GIVEN TASK = Render the items as a JSON list of strings, one string per line with blank lines left out, beginning at the start of the items and stopping after the line that contains "home-handle[interactable]: [391, 2302, 687, 2314]".

MATERIAL FOR THE TASK =
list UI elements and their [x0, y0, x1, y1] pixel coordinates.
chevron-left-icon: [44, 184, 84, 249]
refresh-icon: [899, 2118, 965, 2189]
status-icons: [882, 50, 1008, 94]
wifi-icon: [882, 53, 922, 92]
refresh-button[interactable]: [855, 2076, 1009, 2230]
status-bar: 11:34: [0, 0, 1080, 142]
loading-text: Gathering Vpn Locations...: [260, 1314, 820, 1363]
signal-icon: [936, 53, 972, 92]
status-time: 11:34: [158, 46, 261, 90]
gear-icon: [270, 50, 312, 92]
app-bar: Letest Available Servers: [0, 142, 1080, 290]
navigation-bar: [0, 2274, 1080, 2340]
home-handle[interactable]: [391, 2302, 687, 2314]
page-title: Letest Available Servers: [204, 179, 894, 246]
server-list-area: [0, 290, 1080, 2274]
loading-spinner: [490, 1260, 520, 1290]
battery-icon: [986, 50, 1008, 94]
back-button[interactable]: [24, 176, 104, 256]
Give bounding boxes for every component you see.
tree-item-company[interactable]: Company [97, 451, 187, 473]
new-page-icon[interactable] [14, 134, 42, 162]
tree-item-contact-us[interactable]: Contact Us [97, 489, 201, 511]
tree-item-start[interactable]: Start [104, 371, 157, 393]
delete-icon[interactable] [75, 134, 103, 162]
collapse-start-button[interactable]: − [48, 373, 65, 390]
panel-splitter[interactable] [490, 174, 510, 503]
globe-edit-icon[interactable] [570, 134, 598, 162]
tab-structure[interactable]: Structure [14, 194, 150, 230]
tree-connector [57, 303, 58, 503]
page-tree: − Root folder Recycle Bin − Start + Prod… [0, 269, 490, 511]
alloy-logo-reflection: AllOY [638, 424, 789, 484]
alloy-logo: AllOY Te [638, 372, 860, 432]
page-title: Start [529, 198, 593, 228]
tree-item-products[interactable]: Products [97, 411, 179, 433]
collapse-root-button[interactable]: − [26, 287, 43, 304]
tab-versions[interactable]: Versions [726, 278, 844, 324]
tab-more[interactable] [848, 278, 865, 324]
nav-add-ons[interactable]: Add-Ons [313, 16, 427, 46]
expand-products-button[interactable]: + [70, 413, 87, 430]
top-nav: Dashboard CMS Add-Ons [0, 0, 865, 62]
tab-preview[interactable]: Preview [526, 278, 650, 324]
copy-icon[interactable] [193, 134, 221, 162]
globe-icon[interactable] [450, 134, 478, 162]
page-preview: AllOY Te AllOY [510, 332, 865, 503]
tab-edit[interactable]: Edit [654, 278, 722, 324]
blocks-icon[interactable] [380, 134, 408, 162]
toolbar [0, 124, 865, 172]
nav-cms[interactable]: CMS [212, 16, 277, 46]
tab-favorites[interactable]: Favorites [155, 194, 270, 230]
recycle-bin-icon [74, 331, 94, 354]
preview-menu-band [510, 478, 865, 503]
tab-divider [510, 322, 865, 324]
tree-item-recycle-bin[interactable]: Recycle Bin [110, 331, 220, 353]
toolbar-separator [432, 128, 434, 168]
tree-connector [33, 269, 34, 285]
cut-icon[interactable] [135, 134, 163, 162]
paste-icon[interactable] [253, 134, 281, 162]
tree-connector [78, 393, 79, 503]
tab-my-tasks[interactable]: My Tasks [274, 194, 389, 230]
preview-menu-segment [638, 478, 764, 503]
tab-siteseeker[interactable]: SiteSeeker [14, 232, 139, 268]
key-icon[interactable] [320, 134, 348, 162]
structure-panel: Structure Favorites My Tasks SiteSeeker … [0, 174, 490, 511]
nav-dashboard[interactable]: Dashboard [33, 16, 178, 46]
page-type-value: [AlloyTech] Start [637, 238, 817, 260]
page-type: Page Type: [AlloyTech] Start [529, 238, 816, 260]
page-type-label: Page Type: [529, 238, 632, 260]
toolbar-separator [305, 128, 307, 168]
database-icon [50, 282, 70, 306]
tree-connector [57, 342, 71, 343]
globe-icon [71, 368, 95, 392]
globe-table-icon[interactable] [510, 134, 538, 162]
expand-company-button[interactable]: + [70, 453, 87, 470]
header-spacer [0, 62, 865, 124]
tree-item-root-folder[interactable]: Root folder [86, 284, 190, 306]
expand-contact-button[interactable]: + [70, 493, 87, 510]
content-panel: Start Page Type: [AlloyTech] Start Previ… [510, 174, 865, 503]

COMPLETE RESPONSE =
[
  "list UI elements and their [x0, y0, x1, y1] pixel coordinates.",
  "chevron-left-icon: [44, 184, 84, 249]",
  "refresh-icon: [899, 2118, 965, 2189]",
  "status-icons: [882, 50, 1008, 94]",
  "wifi-icon: [882, 53, 922, 92]",
  "refresh-button[interactable]: [855, 2076, 1009, 2230]",
  "status-bar: 11:34: [0, 0, 1080, 142]",
  "loading-text: Gathering Vpn Locations...: [260, 1314, 820, 1363]",
  "signal-icon: [936, 53, 972, 92]",
  "status-time: 11:34: [158, 46, 261, 90]",
  "gear-icon: [270, 50, 312, 92]",
  "app-bar: Letest Available Servers: [0, 142, 1080, 290]",
  "navigation-bar: [0, 2274, 1080, 2340]",
  "home-handle[interactable]: [391, 2302, 687, 2314]"
]